Input material:
■ ■ ■
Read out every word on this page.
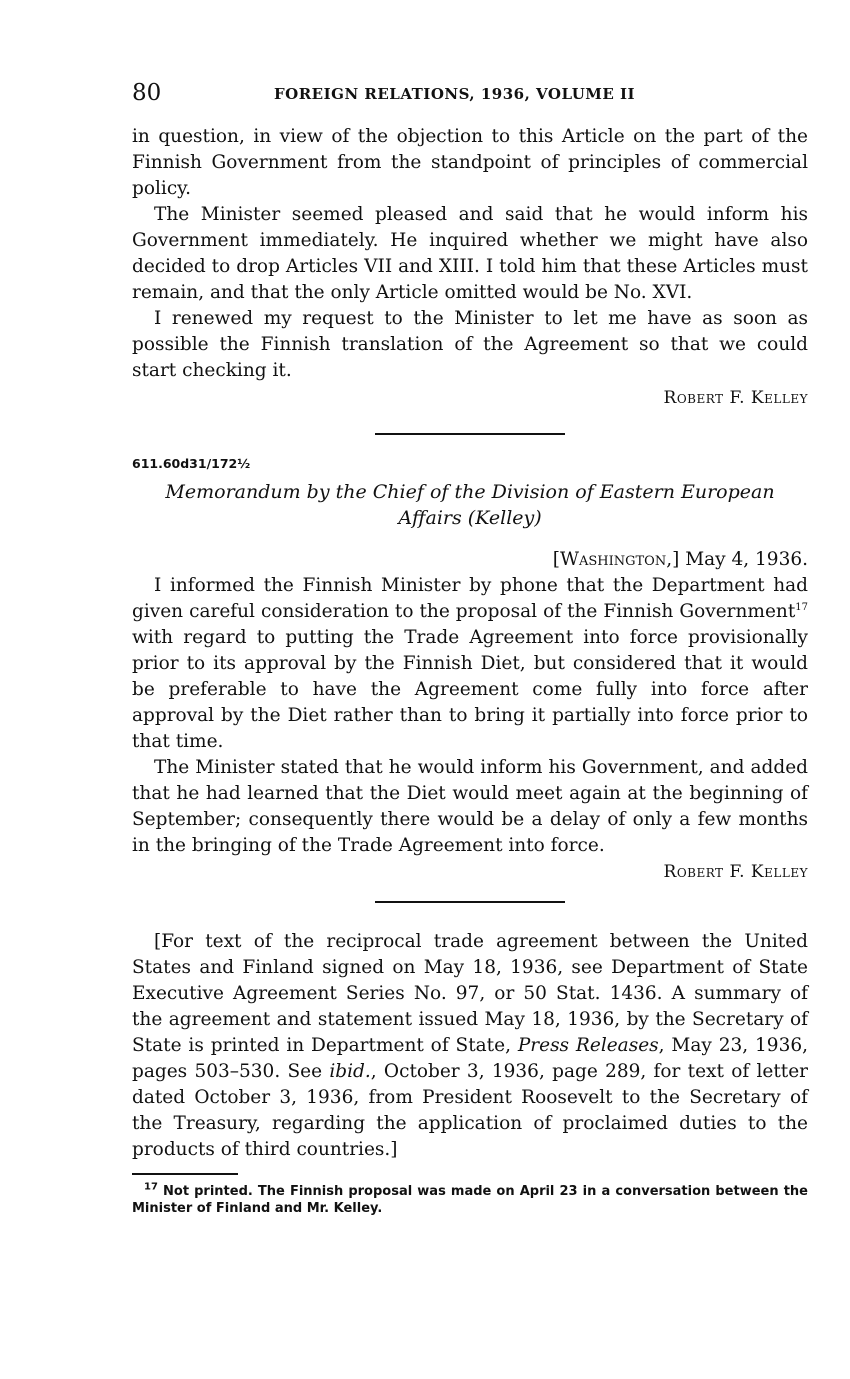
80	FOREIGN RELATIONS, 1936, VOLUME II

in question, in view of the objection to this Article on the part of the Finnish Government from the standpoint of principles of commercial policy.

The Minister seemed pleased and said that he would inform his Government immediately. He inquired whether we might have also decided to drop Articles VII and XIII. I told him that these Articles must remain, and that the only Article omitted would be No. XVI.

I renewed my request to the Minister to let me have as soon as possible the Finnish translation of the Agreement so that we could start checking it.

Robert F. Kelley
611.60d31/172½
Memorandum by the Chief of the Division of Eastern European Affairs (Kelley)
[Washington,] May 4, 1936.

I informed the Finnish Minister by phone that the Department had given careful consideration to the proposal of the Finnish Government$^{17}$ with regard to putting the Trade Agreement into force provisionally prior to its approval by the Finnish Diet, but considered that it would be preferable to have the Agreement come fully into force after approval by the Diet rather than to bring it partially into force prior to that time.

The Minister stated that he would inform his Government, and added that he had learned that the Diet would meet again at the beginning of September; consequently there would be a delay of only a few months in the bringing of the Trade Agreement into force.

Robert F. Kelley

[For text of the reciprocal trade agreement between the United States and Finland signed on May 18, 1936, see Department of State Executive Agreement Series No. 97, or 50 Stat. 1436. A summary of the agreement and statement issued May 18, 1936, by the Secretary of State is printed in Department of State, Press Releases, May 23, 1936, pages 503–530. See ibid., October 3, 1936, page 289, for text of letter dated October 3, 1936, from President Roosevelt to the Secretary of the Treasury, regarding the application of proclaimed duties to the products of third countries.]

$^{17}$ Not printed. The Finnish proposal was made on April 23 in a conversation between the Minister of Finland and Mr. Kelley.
■ ■ ■
Gather up every line in the data above that contains the word "Article", copying each one.

in question, in view of the objection to this Article on the part of the Finnish Government from the standpoint of principles of commercial policy.
The Minister seemed pleased and said that he would inform his Government immediately. He inquired whether we might have also decided to drop Articles VII and XIII. I told him that these Articles must remain, and that the only Article omitted would be No. XVI.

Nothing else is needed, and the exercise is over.